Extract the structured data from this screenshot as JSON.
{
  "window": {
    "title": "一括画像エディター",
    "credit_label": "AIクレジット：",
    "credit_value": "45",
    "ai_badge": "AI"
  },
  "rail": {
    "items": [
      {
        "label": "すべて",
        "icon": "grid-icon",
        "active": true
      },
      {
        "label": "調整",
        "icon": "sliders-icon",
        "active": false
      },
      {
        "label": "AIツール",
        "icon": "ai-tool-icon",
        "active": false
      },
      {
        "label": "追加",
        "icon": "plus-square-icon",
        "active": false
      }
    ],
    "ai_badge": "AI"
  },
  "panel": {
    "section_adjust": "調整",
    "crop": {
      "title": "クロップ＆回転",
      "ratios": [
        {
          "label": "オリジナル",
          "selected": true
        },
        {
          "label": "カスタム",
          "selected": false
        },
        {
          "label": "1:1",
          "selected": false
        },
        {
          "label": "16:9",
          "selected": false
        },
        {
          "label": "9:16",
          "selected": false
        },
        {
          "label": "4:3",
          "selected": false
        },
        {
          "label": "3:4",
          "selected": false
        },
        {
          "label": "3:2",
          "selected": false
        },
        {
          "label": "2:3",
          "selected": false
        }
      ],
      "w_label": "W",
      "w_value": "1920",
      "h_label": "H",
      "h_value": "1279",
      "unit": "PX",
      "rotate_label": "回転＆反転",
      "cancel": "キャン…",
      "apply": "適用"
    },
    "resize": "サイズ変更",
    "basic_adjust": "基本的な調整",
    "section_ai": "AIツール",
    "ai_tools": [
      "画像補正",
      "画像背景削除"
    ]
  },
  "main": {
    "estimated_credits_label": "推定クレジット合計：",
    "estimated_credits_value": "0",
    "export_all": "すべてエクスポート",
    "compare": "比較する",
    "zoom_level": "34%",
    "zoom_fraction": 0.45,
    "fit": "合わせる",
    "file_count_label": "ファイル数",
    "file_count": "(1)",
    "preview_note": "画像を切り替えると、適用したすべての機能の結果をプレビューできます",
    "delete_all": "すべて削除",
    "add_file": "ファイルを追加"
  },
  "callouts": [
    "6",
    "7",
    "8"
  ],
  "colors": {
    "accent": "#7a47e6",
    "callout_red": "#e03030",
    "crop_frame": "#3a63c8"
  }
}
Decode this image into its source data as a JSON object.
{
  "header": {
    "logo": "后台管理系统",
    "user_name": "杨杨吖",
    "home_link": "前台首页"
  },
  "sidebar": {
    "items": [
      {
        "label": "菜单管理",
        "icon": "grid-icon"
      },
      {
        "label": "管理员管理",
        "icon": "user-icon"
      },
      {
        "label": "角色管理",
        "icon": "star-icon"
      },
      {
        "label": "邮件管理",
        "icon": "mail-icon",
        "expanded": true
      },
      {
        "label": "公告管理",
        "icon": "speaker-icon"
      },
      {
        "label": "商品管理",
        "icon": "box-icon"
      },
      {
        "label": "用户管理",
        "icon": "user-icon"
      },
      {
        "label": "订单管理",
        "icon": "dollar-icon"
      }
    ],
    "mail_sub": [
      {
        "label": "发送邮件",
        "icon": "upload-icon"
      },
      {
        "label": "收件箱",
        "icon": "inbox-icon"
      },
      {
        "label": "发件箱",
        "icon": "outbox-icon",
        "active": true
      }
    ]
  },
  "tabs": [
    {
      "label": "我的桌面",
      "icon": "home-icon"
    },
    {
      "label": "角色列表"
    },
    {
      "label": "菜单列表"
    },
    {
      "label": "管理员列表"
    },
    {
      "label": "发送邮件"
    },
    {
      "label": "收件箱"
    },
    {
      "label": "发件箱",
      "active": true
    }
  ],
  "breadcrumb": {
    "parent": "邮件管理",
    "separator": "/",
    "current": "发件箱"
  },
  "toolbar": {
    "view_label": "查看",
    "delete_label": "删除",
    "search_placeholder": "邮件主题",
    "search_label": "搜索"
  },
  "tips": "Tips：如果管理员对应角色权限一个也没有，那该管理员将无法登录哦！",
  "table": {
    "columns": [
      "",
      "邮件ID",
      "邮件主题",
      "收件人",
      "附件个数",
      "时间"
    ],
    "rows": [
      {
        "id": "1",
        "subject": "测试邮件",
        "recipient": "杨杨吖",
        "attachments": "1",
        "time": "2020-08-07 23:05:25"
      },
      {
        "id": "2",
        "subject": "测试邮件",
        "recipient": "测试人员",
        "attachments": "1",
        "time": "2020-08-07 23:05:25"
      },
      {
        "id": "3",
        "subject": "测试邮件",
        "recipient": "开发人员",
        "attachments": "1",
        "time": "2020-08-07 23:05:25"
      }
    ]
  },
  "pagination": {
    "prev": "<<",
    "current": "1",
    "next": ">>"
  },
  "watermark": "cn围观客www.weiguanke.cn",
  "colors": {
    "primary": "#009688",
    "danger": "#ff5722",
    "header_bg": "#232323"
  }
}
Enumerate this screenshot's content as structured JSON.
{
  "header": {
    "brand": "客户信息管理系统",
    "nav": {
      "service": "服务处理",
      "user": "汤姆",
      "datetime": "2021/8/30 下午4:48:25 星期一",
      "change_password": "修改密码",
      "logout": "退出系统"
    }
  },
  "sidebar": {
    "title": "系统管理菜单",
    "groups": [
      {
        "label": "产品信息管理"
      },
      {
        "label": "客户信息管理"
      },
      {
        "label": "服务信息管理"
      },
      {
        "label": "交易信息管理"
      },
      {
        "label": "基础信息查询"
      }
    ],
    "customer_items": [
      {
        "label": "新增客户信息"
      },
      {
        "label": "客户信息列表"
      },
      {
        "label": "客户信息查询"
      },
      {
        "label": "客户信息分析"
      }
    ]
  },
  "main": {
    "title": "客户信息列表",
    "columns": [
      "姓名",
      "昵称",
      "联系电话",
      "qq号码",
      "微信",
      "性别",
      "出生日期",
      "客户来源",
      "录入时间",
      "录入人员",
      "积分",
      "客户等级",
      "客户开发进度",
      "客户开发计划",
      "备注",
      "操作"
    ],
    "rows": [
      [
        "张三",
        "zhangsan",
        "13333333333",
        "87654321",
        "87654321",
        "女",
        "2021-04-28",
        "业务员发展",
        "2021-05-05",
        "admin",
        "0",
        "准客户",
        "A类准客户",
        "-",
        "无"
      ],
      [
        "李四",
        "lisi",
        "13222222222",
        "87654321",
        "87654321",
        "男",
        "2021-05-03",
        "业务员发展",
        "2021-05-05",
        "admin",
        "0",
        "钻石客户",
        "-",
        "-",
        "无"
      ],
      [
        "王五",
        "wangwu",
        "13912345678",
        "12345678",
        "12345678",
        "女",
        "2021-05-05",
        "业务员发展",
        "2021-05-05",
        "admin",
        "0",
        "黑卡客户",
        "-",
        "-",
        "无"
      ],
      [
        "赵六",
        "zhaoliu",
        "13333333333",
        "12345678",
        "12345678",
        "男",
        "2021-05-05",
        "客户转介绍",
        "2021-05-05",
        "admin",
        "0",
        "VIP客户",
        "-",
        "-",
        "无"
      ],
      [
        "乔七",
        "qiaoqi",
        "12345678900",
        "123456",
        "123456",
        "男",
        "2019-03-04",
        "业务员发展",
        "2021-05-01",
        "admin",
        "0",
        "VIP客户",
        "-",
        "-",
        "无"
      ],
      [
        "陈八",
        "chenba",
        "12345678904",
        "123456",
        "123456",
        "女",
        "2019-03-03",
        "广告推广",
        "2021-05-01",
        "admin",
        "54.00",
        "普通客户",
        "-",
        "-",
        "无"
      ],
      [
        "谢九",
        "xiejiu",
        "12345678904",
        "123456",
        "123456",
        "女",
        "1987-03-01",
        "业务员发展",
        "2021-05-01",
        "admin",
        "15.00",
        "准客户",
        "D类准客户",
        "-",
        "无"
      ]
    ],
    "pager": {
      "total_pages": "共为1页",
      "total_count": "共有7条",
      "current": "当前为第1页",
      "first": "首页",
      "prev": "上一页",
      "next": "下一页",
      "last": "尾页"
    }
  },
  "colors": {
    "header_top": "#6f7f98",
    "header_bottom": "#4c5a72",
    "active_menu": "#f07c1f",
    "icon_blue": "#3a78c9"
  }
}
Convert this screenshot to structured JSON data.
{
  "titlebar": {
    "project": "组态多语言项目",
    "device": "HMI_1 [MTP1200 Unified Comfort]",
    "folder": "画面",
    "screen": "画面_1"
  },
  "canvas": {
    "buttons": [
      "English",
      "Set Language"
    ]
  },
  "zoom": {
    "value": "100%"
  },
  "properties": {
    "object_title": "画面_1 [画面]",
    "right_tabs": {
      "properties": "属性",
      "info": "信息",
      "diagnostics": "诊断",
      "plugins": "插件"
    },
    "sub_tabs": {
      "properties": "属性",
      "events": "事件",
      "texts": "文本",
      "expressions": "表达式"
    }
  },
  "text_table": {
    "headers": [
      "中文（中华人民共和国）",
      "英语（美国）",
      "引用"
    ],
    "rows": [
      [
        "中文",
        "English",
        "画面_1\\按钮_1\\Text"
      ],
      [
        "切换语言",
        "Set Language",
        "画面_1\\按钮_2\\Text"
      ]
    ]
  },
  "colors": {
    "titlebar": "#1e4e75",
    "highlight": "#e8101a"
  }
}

=-=-=-=-=

**What this task involves**
Which lines include "JSON"? Copy each of them out.

**Correct output**
Extract the structured data from this screenshot as JSON.
Decode this image into its source data as a JSON object.
Enumerate this screenshot's content as structured JSON.
Convert this screenshot to structured JSON data.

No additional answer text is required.